*TO DO*
Write the material out again, line by line, exactly as it is.

--- BEGIN EXTRACTED ENTRIES ---

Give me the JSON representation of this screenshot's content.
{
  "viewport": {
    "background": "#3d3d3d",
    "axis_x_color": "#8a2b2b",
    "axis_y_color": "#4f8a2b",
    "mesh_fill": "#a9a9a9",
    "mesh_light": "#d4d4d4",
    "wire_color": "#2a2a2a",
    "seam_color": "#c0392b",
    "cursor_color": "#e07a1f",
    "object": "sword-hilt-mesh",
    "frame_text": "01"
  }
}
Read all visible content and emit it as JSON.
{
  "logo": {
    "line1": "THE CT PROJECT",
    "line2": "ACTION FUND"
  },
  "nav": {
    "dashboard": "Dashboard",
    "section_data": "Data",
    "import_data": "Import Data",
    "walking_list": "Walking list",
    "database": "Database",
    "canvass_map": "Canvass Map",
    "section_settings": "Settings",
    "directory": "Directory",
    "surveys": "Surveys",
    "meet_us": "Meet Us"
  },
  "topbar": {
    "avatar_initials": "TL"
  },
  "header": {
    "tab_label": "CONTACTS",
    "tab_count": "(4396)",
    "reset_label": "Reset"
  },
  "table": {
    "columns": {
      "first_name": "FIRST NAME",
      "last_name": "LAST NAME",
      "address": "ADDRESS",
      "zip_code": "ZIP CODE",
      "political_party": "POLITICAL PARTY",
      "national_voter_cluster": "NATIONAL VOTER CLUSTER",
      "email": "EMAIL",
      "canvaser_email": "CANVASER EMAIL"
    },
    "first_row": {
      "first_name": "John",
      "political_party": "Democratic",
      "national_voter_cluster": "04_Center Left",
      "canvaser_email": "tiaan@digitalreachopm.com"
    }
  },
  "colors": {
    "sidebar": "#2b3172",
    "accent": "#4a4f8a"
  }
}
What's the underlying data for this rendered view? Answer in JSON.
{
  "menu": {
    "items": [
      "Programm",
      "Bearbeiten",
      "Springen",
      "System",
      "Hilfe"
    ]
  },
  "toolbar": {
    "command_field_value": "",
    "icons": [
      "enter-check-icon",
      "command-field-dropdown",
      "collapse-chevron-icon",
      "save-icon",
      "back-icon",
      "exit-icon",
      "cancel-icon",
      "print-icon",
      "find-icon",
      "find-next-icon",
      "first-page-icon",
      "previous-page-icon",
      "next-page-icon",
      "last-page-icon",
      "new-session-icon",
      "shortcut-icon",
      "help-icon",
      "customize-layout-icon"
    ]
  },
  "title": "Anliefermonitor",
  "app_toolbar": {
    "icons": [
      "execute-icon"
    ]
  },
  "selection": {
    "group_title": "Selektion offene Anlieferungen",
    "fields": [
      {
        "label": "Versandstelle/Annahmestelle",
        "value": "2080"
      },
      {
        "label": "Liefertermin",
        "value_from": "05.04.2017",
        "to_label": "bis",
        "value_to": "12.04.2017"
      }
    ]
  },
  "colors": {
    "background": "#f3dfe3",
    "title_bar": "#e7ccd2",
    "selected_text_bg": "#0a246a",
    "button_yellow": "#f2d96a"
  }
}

--- END EXTRACTED ENTRIES ---

*RESULT OF THE EXERCISE*
Give me the JSON representation of this screenshot's content.
{
  "viewport": {
    "background": "#3d3d3d",
    "axis_x_color": "#8a2b2b",
    "axis_y_color": "#4f8a2b",
    "mesh_fill": "#a9a9a9",
    "mesh_light": "#d4d4d4",
    "wire_color": "#2a2a2a",
    "seam_color": "#c0392b",
    "cursor_color": "#e07a1f",
    "object": "sword-hilt-mesh",
    "frame_text": "01"
  }
}
Read all visible content and emit it as JSON.
{
  "logo": {
    "line1": "THE CT PROJECT",
    "line2": "ACTION FUND"
  },
  "nav": {
    "dashboard": "Dashboard",
    "section_data": "Data",
    "import_data": "Import Data",
    "walking_list": "Walking list",
    "database": "Database",
    "canvass_map": "Canvass Map",
    "section_settings": "Settings",
    "directory": "Directory",
    "surveys": "Surveys",
    "meet_us": "Meet Us"
  },
  "topbar": {
    "avatar_initials": "TL"
  },
  "header": {
    "tab_label": "CONTACTS",
    "tab_count": "(4396)",
    "reset_label": "Reset"
  },
  "table": {
    "columns": {
      "first_name": "FIRST NAME",
      "last_name": "LAST NAME",
      "address": "ADDRESS",
      "zip_code": "ZIP CODE",
      "political_party": "POLITICAL PARTY",
      "national_voter_cluster": "NATIONAL VOTER CLUSTER",
      "email": "EMAIL",
      "canvaser_email": "CANVASER EMAIL"
    },
    "first_row": {
      "first_name": "John",
      "political_party": "Democratic",
      "national_voter_cluster": "04_Center Left",
      "canvaser_email": "tiaan@digitalreachopm.com"
    }
  },
  "colors": {
    "sidebar": "#2b3172",
    "accent": "#4a4f8a"
  }
}
What's the underlying data for this rendered view? Answer in JSON.
{
  "menu": {
    "items": [
      "Programm",
      "Bearbeiten",
      "Springen",
      "System",
      "Hilfe"
    ]
  },
  "toolbar": {
    "command_field_value": "",
    "icons": [
      "enter-check-icon",
      "command-field-dropdown",
      "collapse-chevron-icon",
      "save-icon",
      "back-icon",
      "exit-icon",
      "cancel-icon",
      "print-icon",
      "find-icon",
      "find-next-icon",
      "first-page-icon",
      "previous-page-icon",
      "next-page-icon",
      "last-page-icon",
      "new-session-icon",
      "shortcut-icon",
      "help-icon",
      "customize-layout-icon"
    ]
  },
  "title": "Anliefermonitor",
  "app_toolbar": {
    "icons": [
      "execute-icon"
    ]
  },
  "selection": {
    "group_title": "Selektion offene Anlieferungen",
    "fields": [
      {
        "label": "Versandstelle/Annahmestelle",
        "value": "2080"
      },
      {
        "label": "Liefertermin",
        "value_from": "05.04.2017",
        "to_label": "bis",
        "value_to": "12.04.2017"
      }
    ]
  },
  "colors": {
    "background": "#f3dfe3",
    "title_bar": "#e7ccd2",
    "selected_text_bg": "#0a246a",
    "button_yellow": "#f2d96a"
  }
}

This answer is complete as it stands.